### GOAL
Copy each line in the data that includes the word "relacionados".

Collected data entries
-------------------------
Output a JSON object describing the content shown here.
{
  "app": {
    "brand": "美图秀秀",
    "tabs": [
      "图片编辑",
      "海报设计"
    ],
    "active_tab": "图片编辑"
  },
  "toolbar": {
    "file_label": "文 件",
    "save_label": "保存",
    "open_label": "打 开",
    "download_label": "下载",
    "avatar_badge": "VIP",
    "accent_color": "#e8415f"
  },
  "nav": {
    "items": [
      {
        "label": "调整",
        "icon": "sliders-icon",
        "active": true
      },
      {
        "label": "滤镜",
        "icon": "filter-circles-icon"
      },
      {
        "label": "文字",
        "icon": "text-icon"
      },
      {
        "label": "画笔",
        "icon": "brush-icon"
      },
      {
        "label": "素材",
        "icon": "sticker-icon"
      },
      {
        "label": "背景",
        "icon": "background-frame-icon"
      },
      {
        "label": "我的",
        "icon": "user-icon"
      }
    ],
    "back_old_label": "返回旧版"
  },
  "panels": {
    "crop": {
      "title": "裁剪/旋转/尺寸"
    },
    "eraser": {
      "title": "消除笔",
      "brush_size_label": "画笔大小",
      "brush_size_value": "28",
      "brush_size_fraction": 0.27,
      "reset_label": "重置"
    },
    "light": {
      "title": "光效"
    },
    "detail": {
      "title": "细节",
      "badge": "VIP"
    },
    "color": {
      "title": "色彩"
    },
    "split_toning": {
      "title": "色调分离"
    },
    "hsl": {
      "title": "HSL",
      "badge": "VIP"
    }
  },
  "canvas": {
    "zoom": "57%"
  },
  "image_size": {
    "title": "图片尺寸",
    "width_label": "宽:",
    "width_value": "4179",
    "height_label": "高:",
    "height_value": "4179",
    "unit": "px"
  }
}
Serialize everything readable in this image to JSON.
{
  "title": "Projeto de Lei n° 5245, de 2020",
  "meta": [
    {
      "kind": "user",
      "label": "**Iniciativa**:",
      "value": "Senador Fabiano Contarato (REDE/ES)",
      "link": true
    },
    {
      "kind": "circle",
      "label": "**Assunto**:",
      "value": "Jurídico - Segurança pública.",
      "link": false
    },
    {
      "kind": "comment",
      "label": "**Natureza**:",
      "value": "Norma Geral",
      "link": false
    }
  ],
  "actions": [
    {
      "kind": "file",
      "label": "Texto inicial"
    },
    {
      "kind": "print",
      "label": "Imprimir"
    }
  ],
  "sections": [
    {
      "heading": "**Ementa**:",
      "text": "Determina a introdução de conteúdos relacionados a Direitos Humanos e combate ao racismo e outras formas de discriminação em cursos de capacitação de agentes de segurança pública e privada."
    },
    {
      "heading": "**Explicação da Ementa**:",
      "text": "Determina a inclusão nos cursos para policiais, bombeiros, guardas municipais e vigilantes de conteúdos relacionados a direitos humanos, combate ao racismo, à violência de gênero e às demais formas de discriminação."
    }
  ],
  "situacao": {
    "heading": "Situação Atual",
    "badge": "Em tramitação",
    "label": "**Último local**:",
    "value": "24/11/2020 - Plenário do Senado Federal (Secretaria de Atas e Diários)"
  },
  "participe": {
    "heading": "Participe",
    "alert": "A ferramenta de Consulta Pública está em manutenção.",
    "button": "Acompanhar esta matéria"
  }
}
-------------------------
### SOLUTION TO THE EXERCISE
      "text": "Determina a introdução de conteúdos relacionados a Direitos Humanos e combate ao racismo e outras formas de discriminação em cursos de capacitação de agentes de segurança pública e privada."
      "text": "Determina a inclusão nos cursos para policiais, bombeiros, guardas municipais e vigilantes de conteúdos relacionados a direitos humanos, combate ao racismo, à violência de gênero e às demais formas de discriminação."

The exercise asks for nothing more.